→ Exercise instructions
Write the data out again exactly, dropping any images it holds.

[Dataset records]
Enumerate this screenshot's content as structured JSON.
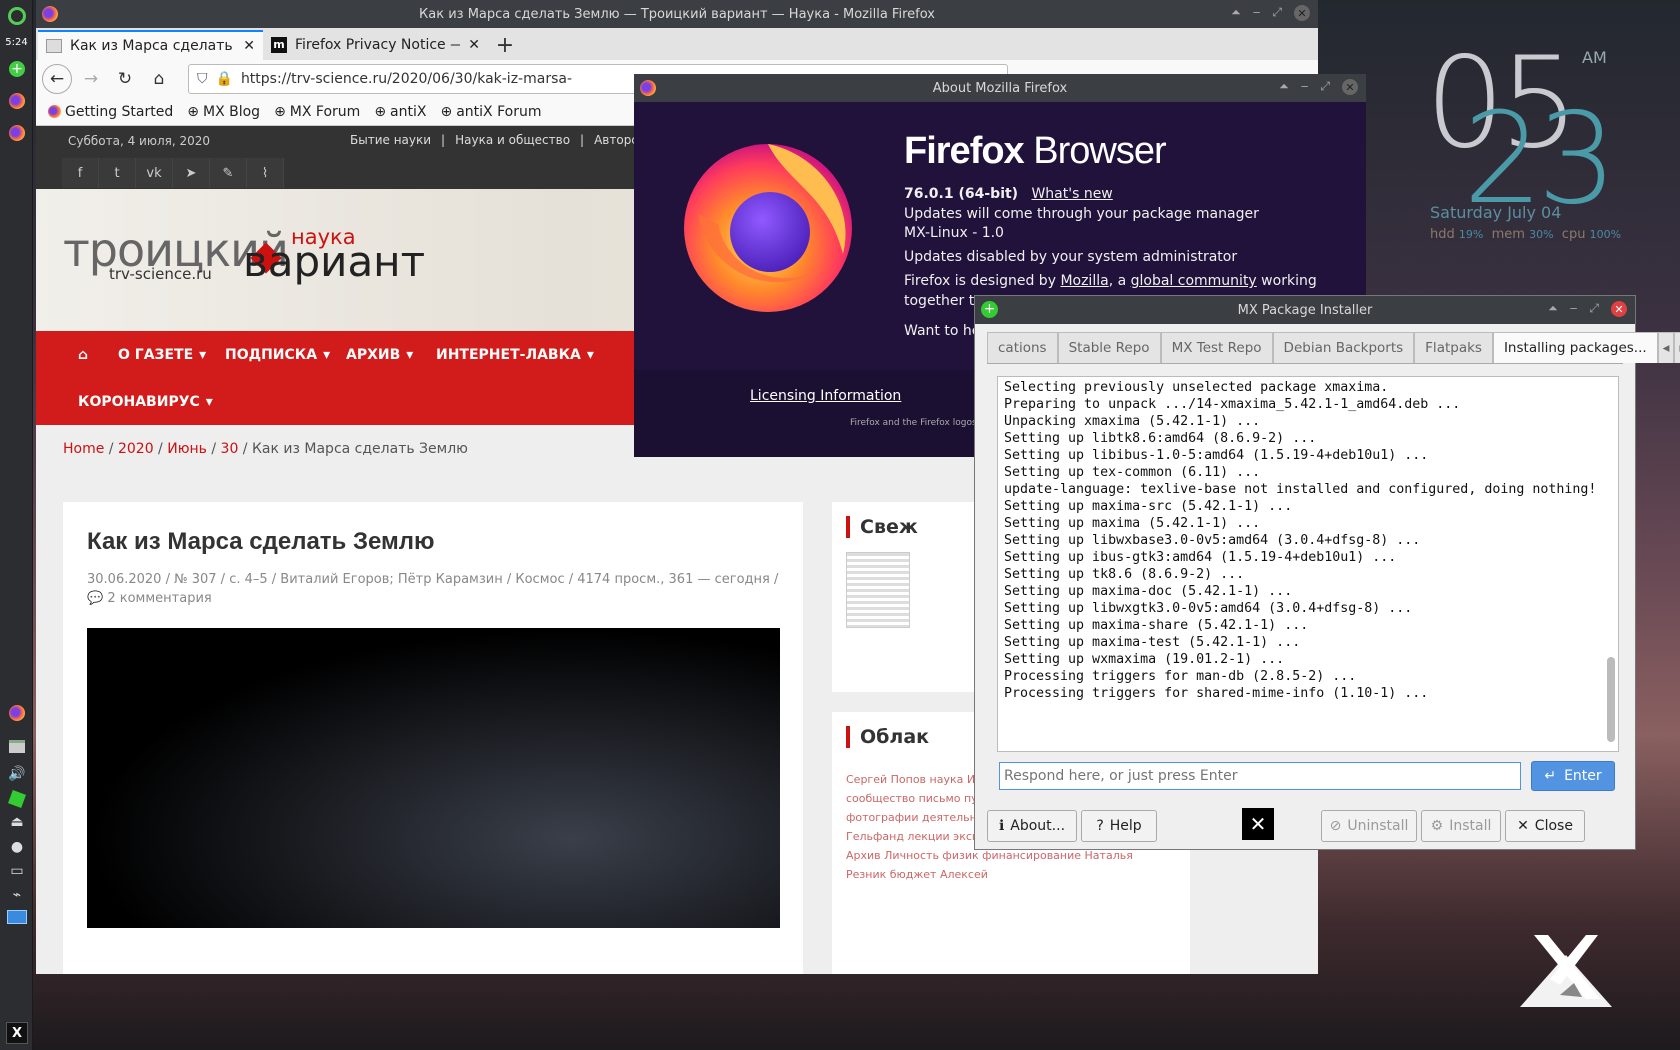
{
  "panel": {
    "time": "5:24"
  },
  "desktop_clock": {
    "hour": "05",
    "minute": "23",
    "ampm": "AM",
    "date": "Saturday   July 04",
    "hdd_label": "hdd",
    "hdd": "19%",
    "mem_label": "mem",
    "mem": "30%",
    "cpu_label": "cpu",
    "cpu": "100%"
  },
  "firefox": {
    "title": "Как из Марса сделать Землю — Троицкий вариант — Наука - Mozilla Firefox",
    "tabs": [
      {
        "label": "Как из Марса сделать Зе"
      },
      {
        "label": "Firefox Privacy Notice — "
      }
    ],
    "url": "https://trv-science.ru/2020/06/30/kak-iz-marsa-",
    "bookmarks": [
      "Getting Started",
      "MX Blog",
      "MX Forum",
      "antiX",
      "antiX Forum"
    ]
  },
  "site": {
    "date": "Суббота, 4 июля, 2020",
    "topnav": [
      "Бытие науки",
      "|",
      "Наука и общество",
      "|",
      "Авторские"
    ],
    "logo_main": "троицкий",
    "logo_url": "trv-science.ru",
    "logo_small": "наука",
    "logo_sub": "вариант",
    "menu": [
      "О ГАЗЕТЕ",
      "ПОДПИСКА",
      "АРХИВ",
      "ИНТЕРНЕТ-ЛАВКА",
      "КОРОНАВИРУС"
    ],
    "crumbs": {
      "home": "Home",
      "year": "2020",
      "month": "Июнь",
      "day": "30",
      "current": "Как из Марса сделать Землю"
    },
    "article_title": "Как из Марса сделать Землю",
    "meta": "30.06.2020 / № 307 / с. 4–5 / Виталий Егоров; Пётр Карамзин / Космос / 4174 просм., 361 — сегодня /",
    "comments": "2 комментария",
    "side1_title": "Свеж",
    "side2_title": "Облак",
    "tags": "Сергей Попов наука Ирина Левонтина научное сообщество письмо публикация Иван Экономов книга фотографии деятельность СМИ Россия отзыв Михаил Гельфанд лекции эксперимент ФАНО Лев Клейн РАН Архив Личность физик финансирование Наталья Резник бюджет Алексей"
  },
  "about": {
    "title": "About Mozilla Firefox",
    "brand_bold": "Firefox",
    "brand": " Browser",
    "version": "76.0.1 (64-bit)",
    "whats_new": "What's new",
    "l1": "Updates will come through your package manager",
    "l2": "MX-Linux - 1.0",
    "l3": "Updates disabled by your system administrator",
    "l4a": "Firefox is designed by ",
    "l4b": "Mozilla",
    "l4c": ", a ",
    "l4d": "global community",
    "l4e": " working",
    "l5": "together to",
    "l6": "Want to he",
    "licensing": "Licensing Information",
    "logos_note": "Firefox and the Firefox logos"
  },
  "mxpi": {
    "title": "MX Package Installer",
    "tabs": [
      "cations",
      "Stable Repo",
      "MX Test Repo",
      "Debian Backports",
      "Flatpaks",
      "Installing packages..."
    ],
    "console": "Selecting previously unselected package xmaxima.\nPreparing to unpack .../14-xmaxima_5.42.1-1_amd64.deb ...\nUnpacking xmaxima (5.42.1-1) ...\nSetting up libtk8.6:amd64 (8.6.9-2) ...\nSetting up libibus-1.0-5:amd64 (1.5.19-4+deb10u1) ...\nSetting up tex-common (6.11) ...\nupdate-language: texlive-base not installed and configured, doing nothing!\nSetting up maxima-src (5.42.1-1) ...\nSetting up maxima (5.42.1-1) ...\nSetting up libwxbase3.0-0v5:amd64 (3.0.4+dfsg-8) ...\nSetting up ibus-gtk3:amd64 (1.5.19-4+deb10u1) ...\nSetting up tk8.6 (8.6.9-2) ...\nSetting up maxima-doc (5.42.1-1) ...\nSetting up libwxgtk3.0-0v5:amd64 (3.0.4+dfsg-8) ...\nSetting up maxima-share (5.42.1-1) ...\nSetting up maxima-test (5.42.1-1) ...\nSetting up wxmaxima (19.01.2-1) ...\nProcessing triggers for man-db (2.8.5-2) ...\nProcessing triggers for shared-mime-info (1.10-1) ...",
    "respond_placeholder": "Respond here, or just press Enter",
    "enter": "Enter",
    "about": "About...",
    "help": "Help",
    "uninstall": "Uninstall",
    "install": "Install",
    "close": "Close"
  }
}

→ Full output
Enumerate this screenshot's content as structured JSON.
{
  "panel": {
    "time": "5:24"
  },
  "desktop_clock": {
    "hour": "05",
    "minute": "23",
    "ampm": "AM",
    "date": "Saturday   July 04",
    "hdd_label": "hdd",
    "hdd": "19%",
    "mem_label": "mem",
    "mem": "30%",
    "cpu_label": "cpu",
    "cpu": "100%"
  },
  "firefox": {
    "title": "Как из Марса сделать Землю — Троицкий вариант — Наука - Mozilla Firefox",
    "tabs": [
      {
        "label": "Как из Марса сделать Зе"
      },
      {
        "label": "Firefox Privacy Notice — "
      }
    ],
    "url": "https://trv-science.ru/2020/06/30/kak-iz-marsa-",
    "bookmarks": [
      "Getting Started",
      "MX Blog",
      "MX Forum",
      "antiX",
      "antiX Forum"
    ]
  },
  "site": {
    "date": "Суббота, 4 июля, 2020",
    "topnav": [
      "Бытие науки",
      "|",
      "Наука и общество",
      "|",
      "Авторские"
    ],
    "logo_main": "троицкий",
    "logo_url": "trv-science.ru",
    "logo_small": "наука",
    "logo_sub": "вариант",
    "menu": [
      "О ГАЗЕТЕ",
      "ПОДПИСКА",
      "АРХИВ",
      "ИНТЕРНЕТ-ЛАВКА",
      "КОРОНАВИРУС"
    ],
    "crumbs": {
      "home": "Home",
      "year": "2020",
      "month": "Июнь",
      "day": "30",
      "current": "Как из Марса сделать Землю"
    },
    "article_title": "Как из Марса сделать Землю",
    "meta": "30.06.2020 / № 307 / с. 4–5 / Виталий Егоров; Пётр Карамзин / Космос / 4174 просм., 361 — сегодня /",
    "comments": "2 комментария",
    "side1_title": "Свеж",
    "side2_title": "Облак",
    "tags": "Сергей Попов наука Ирина Левонтина научное сообщество письмо публикация Иван Экономов книга фотографии деятельность СМИ Россия отзыв Михаил Гельфанд лекции эксперимент ФАНО Лев Клейн РАН Архив Личность физик финансирование Наталья Резник бюджет Алексей"
  },
  "about": {
    "title": "About Mozilla Firefox",
    "brand_bold": "Firefox",
    "brand": " Browser",
    "version": "76.0.1 (64-bit)",
    "whats_new": "What's new",
    "l1": "Updates will come through your package manager",
    "l2": "MX-Linux - 1.0",
    "l3": "Updates disabled by your system administrator",
    "l4a": "Firefox is designed by ",
    "l4b": "Mozilla",
    "l4c": ", a ",
    "l4d": "global community",
    "l4e": " working",
    "l5": "together to",
    "l6": "Want to he",
    "licensing": "Licensing Information",
    "logos_note": "Firefox and the Firefox logos"
  },
  "mxpi": {
    "title": "MX Package Installer",
    "tabs": [
      "cations",
      "Stable Repo",
      "MX Test Repo",
      "Debian Backports",
      "Flatpaks",
      "Installing packages..."
    ],
    "console": "Selecting previously unselected package xmaxima.\nPreparing to unpack .../14-xmaxima_5.42.1-1_amd64.deb ...\nUnpacking xmaxima (5.42.1-1) ...\nSetting up libtk8.6:amd64 (8.6.9-2) ...\nSetting up libibus-1.0-5:amd64 (1.5.19-4+deb10u1) ...\nSetting up tex-common (6.11) ...\nupdate-language: texlive-base not installed and configured, doing nothing!\nSetting up maxima-src (5.42.1-1) ...\nSetting up maxima (5.42.1-1) ...\nSetting up libwxbase3.0-0v5:amd64 (3.0.4+dfsg-8) ...\nSetting up ibus-gtk3:amd64 (1.5.19-4+deb10u1) ...\nSetting up tk8.6 (8.6.9-2) ...\nSetting up maxima-doc (5.42.1-1) ...\nSetting up libwxgtk3.0-0v5:amd64 (3.0.4+dfsg-8) ...\nSetting up maxima-share (5.42.1-1) ...\nSetting up maxima-test (5.42.1-1) ...\nSetting up wxmaxima (19.01.2-1) ...\nProcessing triggers for man-db (2.8.5-2) ...\nProcessing triggers for shared-mime-info (1.10-1) ...",
    "respond_placeholder": "Respond here, or just press Enter",
    "enter": "Enter",
    "about": "About...",
    "help": "Help",
    "uninstall": "Uninstall",
    "install": "Install",
    "close": "Close"
  }
}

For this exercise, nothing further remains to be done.